▸ Exercise aim
Can you convert every line of the entries below into a Markdown table with two columns, Row and Line, numbering each row and leaving out blank lines?

▸ Information given
• • •
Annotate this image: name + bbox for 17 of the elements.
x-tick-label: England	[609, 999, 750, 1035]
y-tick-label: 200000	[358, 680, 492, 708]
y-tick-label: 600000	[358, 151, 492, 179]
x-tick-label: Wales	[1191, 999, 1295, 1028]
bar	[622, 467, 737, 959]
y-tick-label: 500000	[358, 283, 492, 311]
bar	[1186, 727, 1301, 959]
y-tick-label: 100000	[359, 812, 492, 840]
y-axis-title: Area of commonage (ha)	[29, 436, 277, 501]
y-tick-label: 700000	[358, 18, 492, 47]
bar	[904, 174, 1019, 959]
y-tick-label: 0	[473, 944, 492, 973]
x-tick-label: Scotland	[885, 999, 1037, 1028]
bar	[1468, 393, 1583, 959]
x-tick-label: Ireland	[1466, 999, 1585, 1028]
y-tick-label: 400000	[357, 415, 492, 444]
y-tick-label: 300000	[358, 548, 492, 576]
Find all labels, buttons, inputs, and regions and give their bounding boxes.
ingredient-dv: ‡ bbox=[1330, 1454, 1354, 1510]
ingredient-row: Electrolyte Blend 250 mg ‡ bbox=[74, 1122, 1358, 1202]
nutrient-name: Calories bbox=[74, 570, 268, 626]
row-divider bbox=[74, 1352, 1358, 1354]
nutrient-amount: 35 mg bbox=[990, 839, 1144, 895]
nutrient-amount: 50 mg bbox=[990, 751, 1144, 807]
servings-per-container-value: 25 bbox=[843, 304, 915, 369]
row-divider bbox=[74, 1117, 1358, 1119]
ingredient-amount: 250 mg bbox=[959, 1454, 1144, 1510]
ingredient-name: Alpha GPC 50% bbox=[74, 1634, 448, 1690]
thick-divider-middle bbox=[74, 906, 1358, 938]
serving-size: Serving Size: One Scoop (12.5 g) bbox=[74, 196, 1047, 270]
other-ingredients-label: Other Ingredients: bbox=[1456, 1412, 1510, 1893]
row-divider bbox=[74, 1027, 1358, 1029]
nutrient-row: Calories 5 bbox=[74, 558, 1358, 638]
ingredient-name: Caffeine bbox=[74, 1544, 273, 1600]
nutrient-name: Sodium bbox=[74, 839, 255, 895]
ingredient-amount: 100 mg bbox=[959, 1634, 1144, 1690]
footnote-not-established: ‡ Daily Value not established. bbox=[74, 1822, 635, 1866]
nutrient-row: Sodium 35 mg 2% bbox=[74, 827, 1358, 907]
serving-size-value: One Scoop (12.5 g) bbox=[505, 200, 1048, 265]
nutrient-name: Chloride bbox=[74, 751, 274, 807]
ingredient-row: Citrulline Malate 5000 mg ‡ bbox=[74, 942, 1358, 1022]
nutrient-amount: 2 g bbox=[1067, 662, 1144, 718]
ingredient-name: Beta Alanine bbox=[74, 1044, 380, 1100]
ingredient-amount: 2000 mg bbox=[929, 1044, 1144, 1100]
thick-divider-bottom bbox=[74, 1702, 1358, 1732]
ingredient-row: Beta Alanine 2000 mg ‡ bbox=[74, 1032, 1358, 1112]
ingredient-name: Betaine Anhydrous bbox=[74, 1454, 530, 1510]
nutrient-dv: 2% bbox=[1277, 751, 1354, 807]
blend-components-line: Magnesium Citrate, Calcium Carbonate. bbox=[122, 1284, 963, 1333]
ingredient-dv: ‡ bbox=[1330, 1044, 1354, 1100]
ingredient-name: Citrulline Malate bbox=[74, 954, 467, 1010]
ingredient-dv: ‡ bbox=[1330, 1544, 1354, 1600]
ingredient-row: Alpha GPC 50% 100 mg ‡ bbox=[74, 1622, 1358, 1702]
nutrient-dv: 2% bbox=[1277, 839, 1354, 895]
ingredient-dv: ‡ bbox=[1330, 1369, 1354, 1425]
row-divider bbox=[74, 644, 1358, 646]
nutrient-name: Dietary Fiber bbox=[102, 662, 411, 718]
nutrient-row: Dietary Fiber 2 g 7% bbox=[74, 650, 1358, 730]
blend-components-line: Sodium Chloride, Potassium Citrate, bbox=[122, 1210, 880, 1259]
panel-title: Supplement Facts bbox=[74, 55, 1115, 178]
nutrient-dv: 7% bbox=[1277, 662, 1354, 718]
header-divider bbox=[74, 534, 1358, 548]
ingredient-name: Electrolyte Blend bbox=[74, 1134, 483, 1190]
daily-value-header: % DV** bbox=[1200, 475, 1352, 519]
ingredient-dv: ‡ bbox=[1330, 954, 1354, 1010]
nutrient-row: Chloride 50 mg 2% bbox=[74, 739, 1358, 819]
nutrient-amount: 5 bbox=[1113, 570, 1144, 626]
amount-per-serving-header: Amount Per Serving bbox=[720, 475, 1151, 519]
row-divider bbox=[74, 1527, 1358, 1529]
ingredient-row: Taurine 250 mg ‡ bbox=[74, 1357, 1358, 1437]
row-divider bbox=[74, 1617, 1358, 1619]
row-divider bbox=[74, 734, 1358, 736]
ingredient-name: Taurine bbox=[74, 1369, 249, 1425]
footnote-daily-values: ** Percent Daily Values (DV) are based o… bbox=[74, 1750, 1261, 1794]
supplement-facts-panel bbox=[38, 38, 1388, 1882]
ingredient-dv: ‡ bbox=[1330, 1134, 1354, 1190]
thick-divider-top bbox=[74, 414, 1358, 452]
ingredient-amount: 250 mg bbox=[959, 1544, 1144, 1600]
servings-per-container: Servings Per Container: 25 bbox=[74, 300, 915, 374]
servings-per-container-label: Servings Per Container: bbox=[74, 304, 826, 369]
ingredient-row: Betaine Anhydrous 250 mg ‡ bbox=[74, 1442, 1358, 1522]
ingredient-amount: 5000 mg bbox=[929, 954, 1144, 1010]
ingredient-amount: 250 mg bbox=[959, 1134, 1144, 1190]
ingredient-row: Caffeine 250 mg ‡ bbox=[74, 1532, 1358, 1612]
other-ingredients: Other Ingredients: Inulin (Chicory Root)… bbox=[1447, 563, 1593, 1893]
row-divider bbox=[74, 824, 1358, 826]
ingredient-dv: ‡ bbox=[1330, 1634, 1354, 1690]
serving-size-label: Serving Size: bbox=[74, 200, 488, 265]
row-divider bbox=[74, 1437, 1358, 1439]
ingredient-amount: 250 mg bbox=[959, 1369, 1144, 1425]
• • •
▸ Solution
| Row | Line |
|---|---|
| 1 | Annotate this image: name + bbox for 17 of the elements. |
| 2 | x-tick-label: England	[609, 999, 750, 1035] |
| 3 | y-tick-label: 200000	[358, 680, 492, 708] |
| 4 | y-tick-label: 600000	[358, 151, 492, 179] |
| 5 | x-tick-label: Wales	[1191, 999, 1295, 1028] |
| 6 | bar	[622, 467, 737, 959] |
| 7 | y-tick-label: 500000	[358, 283, 492, 311] |
| 8 | bar	[1186, 727, 1301, 959] |
| 9 | y-tick-label: 100000	[359, 812, 492, 840] |
| 10 | y-axis-title: Area of commonage (ha)	[29, 436, 277, 501] |
| 11 | y-tick-label: 700000	[358, 18, 492, 47] |
| 12 | bar	[904, 174, 1019, 959] |
| 13 | y-tick-label: 0	[473, 944, 492, 973] |
| 14 | x-tick-label: Scotland	[885, 999, 1037, 1028] |
| 15 | bar	[1468, 393, 1583, 959] |
| 16 | x-tick-label: Ireland	[1466, 999, 1585, 1028] |
| 17 | y-tick-label: 400000	[357, 415, 492, 444] |
| 18 | y-tick-label: 300000	[358, 548, 492, 576] |
| 19 | Find all labels, buttons, inputs, and regions and give their bounding boxes. |
| 20 | ingredient-dv: ‡ bbox=[1330, 1454, 1354, 1510] |
| 21 | ingredient-row: Electrolyte Blend 250 mg ‡ bbox=[74, 1122, 1358, 1202] |
| 22 | nutrient-name: Calories bbox=[74, 570, 268, 626] |
| 23 | row-divider bbox=[74, 1352, 1358, 1354] |
| 24 | nutrient-amount: 35 mg bbox=[990, 839, 1144, 895] |
| 25 | nutrient-amount: 50 mg bbox=[990, 751, 1144, 807] |
| 26 | servings-per-container-value: 25 bbox=[843, 304, 915, 369] |
| 27 | row-divider bbox=[74, 1117, 1358, 1119] |
| 28 | ingredient-amount: 250 mg bbox=[959, 1454, 1144, 1510] |
| 29 | ingredient-name: Alpha GPC 50% bbox=[74, 1634, 448, 1690] |
| 30 | thick-divider-middle bbox=[74, 906, 1358, 938] |
| 31 | serving-size: Serving Size: One Scoop (12.5 g) bbox=[74, 196, 1047, 270] |
| 32 | other-ingredients-label: Other Ingredients: bbox=[1456, 1412, 1510, 1893] |
| 33 | row-divider bbox=[74, 1027, 1358, 1029] |
| 34 | nutrient-row: Calories 5 bbox=[74, 558, 1358, 638] |
| 35 | ingredient-name: Caffeine bbox=[74, 1544, 273, 1600] |
| 36 | nutrient-name: Sodium bbox=[74, 839, 255, 895] |
| 37 | ingredient-amount: 100 mg bbox=[959, 1634, 1144, 1690] |
| 38 | footnote-not-established: ‡ Daily Value not established. bbox=[74, 1822, 635, 1866] |
| 39 | nutrient-row: Sodium 35 mg 2% bbox=[74, 827, 1358, 907] |
| 40 | serving-size-value: One Scoop (12.5 g) bbox=[505, 200, 1048, 265] |
| 41 | nutrient-name: Chloride bbox=[74, 751, 274, 807] |
| 42 | ingredient-row: Citrulline Malate 5000 mg ‡ bbox=[74, 942, 1358, 1022] |
| 43 | nutrient-amount: 2 g bbox=[1067, 662, 1144, 718] |
| 44 | ingredient-name: Beta Alanine bbox=[74, 1044, 380, 1100] |
| 45 | ingredient-amount: 2000 mg bbox=[929, 1044, 1144, 1100] |
| 46 | thick-divider-bottom bbox=[74, 1702, 1358, 1732] |
| 47 | ingredient-row: Beta Alanine 2000 mg ‡ bbox=[74, 1032, 1358, 1112] |
| 48 | ingredient-name: Betaine Anhydrous bbox=[74, 1454, 530, 1510] |
| 49 | nutrient-dv: 2% bbox=[1277, 751, 1354, 807] |
| 50 | blend-components-line: Magnesium Citrate, Calcium Carbonate. bbox=[122, 1284, 963, 1333] |
| 51 | ingredient-dv: ‡ bbox=[1330, 1044, 1354, 1100] |
| 52 | ingredient-name: Citrulline Malate bbox=[74, 954, 467, 1010] |
| 53 | ingredient-dv: ‡ bbox=[1330, 1544, 1354, 1600] |
| 54 | ingredient-row: Alpha GPC 50% 100 mg ‡ bbox=[74, 1622, 1358, 1702] |
| 55 | nutrient-dv: 2% bbox=[1277, 839, 1354, 895] |
| 56 | ingredient-dv: ‡ bbox=[1330, 1369, 1354, 1425] |
| 57 | row-divider bbox=[74, 644, 1358, 646] |
| 58 | nutrient-name: Dietary Fiber bbox=[102, 662, 411, 718] |
| 59 | nutrient-row: Dietary Fiber 2 g 7% bbox=[74, 650, 1358, 730] |
| 60 | blend-components-line: Sodium Chloride, Potassium Citrate, bbox=[122, 1210, 880, 1259] |
| 61 | panel-title: Supplement Facts bbox=[74, 55, 1115, 178] |
| 62 | nutrient-dv: 7% bbox=[1277, 662, 1354, 718] |
| 63 | header-divider bbox=[74, 534, 1358, 548] |
| 64 | ingredient-name: Electrolyte Blend bbox=[74, 1134, 483, 1190] |
| 65 | daily-value-header: % DV** bbox=[1200, 475, 1352, 519] |
| 66 | ingredient-dv: ‡ bbox=[1330, 954, 1354, 1010] |
| 67 | nutrient-row: Chloride 50 mg 2% bbox=[74, 739, 1358, 819] |
| 68 | nutrient-amount: 5 bbox=[1113, 570, 1144, 626] |
| 69 | amount-per-serving-header: Amount Per Serving bbox=[720, 475, 1151, 519] |
| 70 | row-divider bbox=[74, 1527, 1358, 1529] |
| 71 | ingredient-row: Taurine 250 mg ‡ bbox=[74, 1357, 1358, 1437] |
| 72 | row-divider bbox=[74, 1617, 1358, 1619] |
| 73 | row-divider bbox=[74, 734, 1358, 736] |
| 74 | ingredient-name: Taurine bbox=[74, 1369, 249, 1425] |
| 75 | footnote-daily-values: ** Percent Daily Values (DV) are based o… bbox=[74, 1750, 1261, 1794] |
| 76 | supplement-facts-panel bbox=[38, 38, 1388, 1882] |
| 77 | ingredient-dv: ‡ bbox=[1330, 1134, 1354, 1190] |
| 78 | thick-divider-top bbox=[74, 414, 1358, 452] |
| 79 | ingredient-amount: 250 mg bbox=[959, 1544, 1144, 1600] |
| 80 | servings-per-container: Servings Per Container: 25 bbox=[74, 300, 915, 374] |
| 81 | servings-per-container-label: Servings Per Container: bbox=[74, 304, 826, 369] |
| 82 | ingredient-row: Betaine Anhydrous 250 mg ‡ bbox=[74, 1442, 1358, 1522] |
| 83 | ingredient-amount: 5000 mg bbox=[929, 954, 1144, 1010] |
| 84 | ingredient-amount: 250 mg bbox=[959, 1134, 1144, 1190] |
| 85 | ingredient-row: Caffeine 250 mg ‡ bbox=[74, 1532, 1358, 1612] |
| 86 | other-ingredients: Other Ingredients: Inulin (Chicory Root)… bbox=[1447, 563, 1593, 1893] |
| 87 | row-divider bbox=[74, 824, 1358, 826] |
| 88 | ingredient-dv: ‡ bbox=[1330, 1634, 1354, 1690] |
| 89 | serving-size-label: Serving Size: bbox=[74, 200, 488, 265] |
| 90 | row-divider bbox=[74, 1437, 1358, 1439] |
| 91 | ingredient-amount: 250 mg bbox=[959, 1369, 1144, 1425] |